(SUPPLIED ENTRIES):
>> start
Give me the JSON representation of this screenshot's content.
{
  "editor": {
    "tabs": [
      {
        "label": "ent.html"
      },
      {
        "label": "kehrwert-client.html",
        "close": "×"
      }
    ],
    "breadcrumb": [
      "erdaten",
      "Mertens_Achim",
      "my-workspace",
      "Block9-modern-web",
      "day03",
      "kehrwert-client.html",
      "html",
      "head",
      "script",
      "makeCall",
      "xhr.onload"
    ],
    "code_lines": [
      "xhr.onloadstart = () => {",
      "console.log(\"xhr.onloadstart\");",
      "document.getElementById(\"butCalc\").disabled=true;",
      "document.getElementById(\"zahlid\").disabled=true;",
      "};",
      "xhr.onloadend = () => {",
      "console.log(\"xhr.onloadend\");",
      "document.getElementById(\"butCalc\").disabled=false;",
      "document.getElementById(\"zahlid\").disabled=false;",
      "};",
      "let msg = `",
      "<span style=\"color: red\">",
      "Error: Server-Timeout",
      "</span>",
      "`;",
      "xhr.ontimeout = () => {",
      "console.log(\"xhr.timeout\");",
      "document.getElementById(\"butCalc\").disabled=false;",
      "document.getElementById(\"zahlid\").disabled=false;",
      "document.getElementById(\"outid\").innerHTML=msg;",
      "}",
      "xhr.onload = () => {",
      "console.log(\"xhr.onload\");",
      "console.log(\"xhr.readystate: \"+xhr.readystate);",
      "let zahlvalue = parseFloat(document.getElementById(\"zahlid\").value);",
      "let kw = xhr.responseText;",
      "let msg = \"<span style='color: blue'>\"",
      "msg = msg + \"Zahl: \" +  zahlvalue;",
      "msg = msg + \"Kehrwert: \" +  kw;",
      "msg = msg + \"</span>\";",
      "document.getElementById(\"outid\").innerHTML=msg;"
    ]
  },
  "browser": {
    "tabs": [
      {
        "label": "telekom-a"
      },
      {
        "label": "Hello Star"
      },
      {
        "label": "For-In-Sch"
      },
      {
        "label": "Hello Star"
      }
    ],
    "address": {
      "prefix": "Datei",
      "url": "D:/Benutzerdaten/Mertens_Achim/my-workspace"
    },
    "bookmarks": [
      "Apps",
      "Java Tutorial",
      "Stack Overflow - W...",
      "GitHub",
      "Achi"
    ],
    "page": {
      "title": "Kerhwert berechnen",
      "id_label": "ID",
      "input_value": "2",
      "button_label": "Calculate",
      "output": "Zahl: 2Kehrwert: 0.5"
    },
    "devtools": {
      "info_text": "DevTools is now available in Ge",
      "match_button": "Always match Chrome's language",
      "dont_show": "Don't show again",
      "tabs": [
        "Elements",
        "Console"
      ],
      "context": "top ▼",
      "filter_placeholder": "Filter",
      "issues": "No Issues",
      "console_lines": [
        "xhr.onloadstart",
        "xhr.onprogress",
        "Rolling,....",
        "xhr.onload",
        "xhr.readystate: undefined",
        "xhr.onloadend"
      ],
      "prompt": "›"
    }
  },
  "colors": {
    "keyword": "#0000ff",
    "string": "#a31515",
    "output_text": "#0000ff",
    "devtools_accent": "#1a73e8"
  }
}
>> end
(SET TASK): Repeat the data precisely, line by line.

(EXPECTED OUTPUT):
Give me the JSON representation of this screenshot's content.
{
  "editor": {
    "tabs": [
      {
        "label": "ent.html"
      },
      {
        "label": "kehrwert-client.html",
        "close": "×"
      }
    ],
    "breadcrumb": [
      "erdaten",
      "Mertens_Achim",
      "my-workspace",
      "Block9-modern-web",
      "day03",
      "kehrwert-client.html",
      "html",
      "head",
      "script",
      "makeCall",
      "xhr.onload"
    ],
    "code_lines": [
      "xhr.onloadstart = () => {",
      "console.log(\"xhr.onloadstart\");",
      "document.getElementById(\"butCalc\").disabled=true;",
      "document.getElementById(\"zahlid\").disabled=true;",
      "};",
      "xhr.onloadend = () => {",
      "console.log(\"xhr.onloadend\");",
      "document.getElementById(\"butCalc\").disabled=false;",
      "document.getElementById(\"zahlid\").disabled=false;",
      "};",
      "let msg = `",
      "<span style=\"color: red\">",
      "Error: Server-Timeout",
      "</span>",
      "`;",
      "xhr.ontimeout = () => {",
      "console.log(\"xhr.timeout\");",
      "document.getElementById(\"butCalc\").disabled=false;",
      "document.getElementById(\"zahlid\").disabled=false;",
      "document.getElementById(\"outid\").innerHTML=msg;",
      "}",
      "xhr.onload = () => {",
      "console.log(\"xhr.onload\");",
      "console.log(\"xhr.readystate: \"+xhr.readystate);",
      "let zahlvalue = parseFloat(document.getElementById(\"zahlid\").value);",
      "let kw = xhr.responseText;",
      "let msg = \"<span style='color: blue'>\"",
      "msg = msg + \"Zahl: \" +  zahlvalue;",
      "msg = msg + \"Kehrwert: \" +  kw;",
      "msg = msg + \"</span>\";",
      "document.getElementById(\"outid\").innerHTML=msg;"
    ]
  },
  "browser": {
    "tabs": [
      {
        "label": "telekom-a"
      },
      {
        "label": "Hello Star"
      },
      {
        "label": "For-In-Sch"
      },
      {
        "label": "Hello Star"
      }
    ],
    "address": {
      "prefix": "Datei",
      "url": "D:/Benutzerdaten/Mertens_Achim/my-workspace"
    },
    "bookmarks": [
      "Apps",
      "Java Tutorial",
      "Stack Overflow - W...",
      "GitHub",
      "Achi"
    ],
    "page": {
      "title": "Kerhwert berechnen",
      "id_label": "ID",
      "input_value": "2",
      "button_label": "Calculate",
      "output": "Zahl: 2Kehrwert: 0.5"
    },
    "devtools": {
      "info_text": "DevTools is now available in Ge",
      "match_button": "Always match Chrome's language",
      "dont_show": "Don't show again",
      "tabs": [
        "Elements",
        "Console"
      ],
      "context": "top ▼",
      "filter_placeholder": "Filter",
      "issues": "No Issues",
      "console_lines": [
        "xhr.onloadstart",
        "xhr.onprogress",
        "Rolling,....",
        "xhr.onload",
        "xhr.readystate: undefined",
        "xhr.onloadend"
      ],
      "prompt": "›"
    }
  },
  "colors": {
    "keyword": "#0000ff",
    "string": "#a31515",
    "output_text": "#0000ff",
    "devtools_accent": "#1a73e8"
  }
}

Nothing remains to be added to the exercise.